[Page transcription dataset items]
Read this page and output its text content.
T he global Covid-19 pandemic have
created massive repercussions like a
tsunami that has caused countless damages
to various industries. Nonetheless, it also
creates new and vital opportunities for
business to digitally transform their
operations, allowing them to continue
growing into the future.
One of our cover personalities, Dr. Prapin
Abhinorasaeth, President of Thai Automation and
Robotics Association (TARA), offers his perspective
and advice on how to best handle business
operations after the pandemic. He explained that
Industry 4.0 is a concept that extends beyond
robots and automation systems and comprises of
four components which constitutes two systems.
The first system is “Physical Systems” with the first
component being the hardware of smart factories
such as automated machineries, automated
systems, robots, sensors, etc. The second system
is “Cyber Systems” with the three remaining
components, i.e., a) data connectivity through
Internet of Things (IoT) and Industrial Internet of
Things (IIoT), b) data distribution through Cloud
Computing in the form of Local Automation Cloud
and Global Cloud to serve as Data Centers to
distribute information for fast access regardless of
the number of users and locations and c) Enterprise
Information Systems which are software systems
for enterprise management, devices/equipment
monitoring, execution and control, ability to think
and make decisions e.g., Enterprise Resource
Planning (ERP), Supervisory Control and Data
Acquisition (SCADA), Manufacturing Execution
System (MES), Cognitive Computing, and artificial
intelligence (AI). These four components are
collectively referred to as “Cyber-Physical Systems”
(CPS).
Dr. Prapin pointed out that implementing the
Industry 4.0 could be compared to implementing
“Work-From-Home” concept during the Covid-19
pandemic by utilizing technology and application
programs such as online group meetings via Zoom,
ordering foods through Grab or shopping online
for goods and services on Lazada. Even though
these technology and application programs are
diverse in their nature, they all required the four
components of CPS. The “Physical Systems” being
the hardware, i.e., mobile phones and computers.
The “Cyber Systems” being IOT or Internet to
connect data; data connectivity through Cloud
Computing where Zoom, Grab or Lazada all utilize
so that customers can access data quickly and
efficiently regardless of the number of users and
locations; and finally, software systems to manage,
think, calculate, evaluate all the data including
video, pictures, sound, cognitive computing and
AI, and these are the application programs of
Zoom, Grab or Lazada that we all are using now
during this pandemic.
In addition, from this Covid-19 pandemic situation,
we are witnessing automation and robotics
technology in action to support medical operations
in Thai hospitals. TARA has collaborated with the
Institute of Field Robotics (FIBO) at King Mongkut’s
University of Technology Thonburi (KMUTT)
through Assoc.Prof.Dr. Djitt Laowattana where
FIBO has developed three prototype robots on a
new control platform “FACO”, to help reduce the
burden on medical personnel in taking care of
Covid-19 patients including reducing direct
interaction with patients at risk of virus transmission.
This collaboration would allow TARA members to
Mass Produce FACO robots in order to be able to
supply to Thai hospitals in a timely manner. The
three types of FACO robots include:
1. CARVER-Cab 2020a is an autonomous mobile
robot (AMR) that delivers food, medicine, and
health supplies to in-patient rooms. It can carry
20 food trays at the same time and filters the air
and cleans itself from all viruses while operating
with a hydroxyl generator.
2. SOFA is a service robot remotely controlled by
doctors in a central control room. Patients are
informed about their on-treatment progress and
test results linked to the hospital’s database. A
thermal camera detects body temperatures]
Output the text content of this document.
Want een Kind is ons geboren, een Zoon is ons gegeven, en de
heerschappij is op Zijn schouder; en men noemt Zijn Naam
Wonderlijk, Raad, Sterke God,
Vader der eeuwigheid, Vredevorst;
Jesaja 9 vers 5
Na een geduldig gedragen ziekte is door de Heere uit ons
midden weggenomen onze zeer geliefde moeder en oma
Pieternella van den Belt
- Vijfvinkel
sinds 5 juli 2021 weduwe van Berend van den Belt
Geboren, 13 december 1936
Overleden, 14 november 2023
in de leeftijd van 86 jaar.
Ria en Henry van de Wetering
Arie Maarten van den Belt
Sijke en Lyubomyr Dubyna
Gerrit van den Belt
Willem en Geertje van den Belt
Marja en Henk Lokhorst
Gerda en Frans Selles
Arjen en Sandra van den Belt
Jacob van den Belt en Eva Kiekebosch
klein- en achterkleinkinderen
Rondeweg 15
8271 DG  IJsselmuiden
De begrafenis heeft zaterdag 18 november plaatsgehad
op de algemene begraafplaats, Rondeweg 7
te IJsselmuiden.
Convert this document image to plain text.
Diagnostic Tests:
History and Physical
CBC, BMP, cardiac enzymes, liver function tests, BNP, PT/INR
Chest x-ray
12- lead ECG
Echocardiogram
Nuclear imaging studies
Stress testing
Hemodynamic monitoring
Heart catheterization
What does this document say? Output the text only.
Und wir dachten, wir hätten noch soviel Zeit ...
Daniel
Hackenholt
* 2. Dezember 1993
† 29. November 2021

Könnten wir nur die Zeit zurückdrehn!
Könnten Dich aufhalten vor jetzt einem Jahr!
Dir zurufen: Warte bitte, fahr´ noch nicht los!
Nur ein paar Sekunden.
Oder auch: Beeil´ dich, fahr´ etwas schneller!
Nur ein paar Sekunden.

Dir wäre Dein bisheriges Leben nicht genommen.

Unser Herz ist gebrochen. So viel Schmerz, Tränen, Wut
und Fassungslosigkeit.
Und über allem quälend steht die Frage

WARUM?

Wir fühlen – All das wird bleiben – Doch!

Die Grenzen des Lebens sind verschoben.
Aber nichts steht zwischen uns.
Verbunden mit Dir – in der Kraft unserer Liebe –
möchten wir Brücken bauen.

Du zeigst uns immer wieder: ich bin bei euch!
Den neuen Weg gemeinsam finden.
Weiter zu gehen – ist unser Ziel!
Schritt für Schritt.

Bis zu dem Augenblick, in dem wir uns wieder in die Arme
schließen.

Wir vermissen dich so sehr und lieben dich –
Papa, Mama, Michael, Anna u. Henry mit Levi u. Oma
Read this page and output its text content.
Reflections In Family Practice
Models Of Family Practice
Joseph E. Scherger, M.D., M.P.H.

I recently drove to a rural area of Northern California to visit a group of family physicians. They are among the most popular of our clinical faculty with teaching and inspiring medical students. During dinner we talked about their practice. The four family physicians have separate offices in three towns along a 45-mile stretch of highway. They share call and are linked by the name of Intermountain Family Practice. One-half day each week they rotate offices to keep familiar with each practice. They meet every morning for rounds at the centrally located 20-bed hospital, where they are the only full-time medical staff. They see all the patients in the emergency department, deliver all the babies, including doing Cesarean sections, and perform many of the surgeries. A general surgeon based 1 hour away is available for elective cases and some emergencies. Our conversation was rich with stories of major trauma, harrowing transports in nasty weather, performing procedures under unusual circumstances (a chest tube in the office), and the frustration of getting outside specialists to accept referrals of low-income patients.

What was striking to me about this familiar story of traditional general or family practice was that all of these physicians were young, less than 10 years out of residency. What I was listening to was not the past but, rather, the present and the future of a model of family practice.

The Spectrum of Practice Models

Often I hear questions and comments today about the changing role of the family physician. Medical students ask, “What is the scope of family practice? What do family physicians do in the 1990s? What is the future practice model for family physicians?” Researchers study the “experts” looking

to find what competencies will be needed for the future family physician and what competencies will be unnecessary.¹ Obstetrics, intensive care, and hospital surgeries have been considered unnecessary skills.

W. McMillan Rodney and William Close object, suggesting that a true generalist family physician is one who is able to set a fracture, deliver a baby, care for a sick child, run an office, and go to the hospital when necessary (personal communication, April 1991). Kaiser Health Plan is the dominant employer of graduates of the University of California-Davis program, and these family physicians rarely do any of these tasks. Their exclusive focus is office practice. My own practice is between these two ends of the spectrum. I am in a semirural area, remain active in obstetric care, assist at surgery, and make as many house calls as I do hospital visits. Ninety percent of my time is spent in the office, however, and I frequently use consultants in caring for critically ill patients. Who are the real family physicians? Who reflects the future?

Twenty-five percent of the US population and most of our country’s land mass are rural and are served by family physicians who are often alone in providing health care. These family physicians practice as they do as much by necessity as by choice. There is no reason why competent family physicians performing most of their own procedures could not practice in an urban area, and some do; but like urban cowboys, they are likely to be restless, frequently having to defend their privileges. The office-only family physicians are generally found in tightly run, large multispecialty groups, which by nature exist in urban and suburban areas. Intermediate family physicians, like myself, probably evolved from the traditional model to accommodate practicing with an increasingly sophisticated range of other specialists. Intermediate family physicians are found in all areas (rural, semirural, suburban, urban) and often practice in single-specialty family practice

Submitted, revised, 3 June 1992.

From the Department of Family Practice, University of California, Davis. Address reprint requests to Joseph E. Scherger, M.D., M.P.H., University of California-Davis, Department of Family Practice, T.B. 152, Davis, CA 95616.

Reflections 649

◆ **WHAT THE EXERCISE ASKS**: Go through the entries above and count the lines holding the word "users"; write nothing but the number.

◆ **YOUR SOLUTION**: 2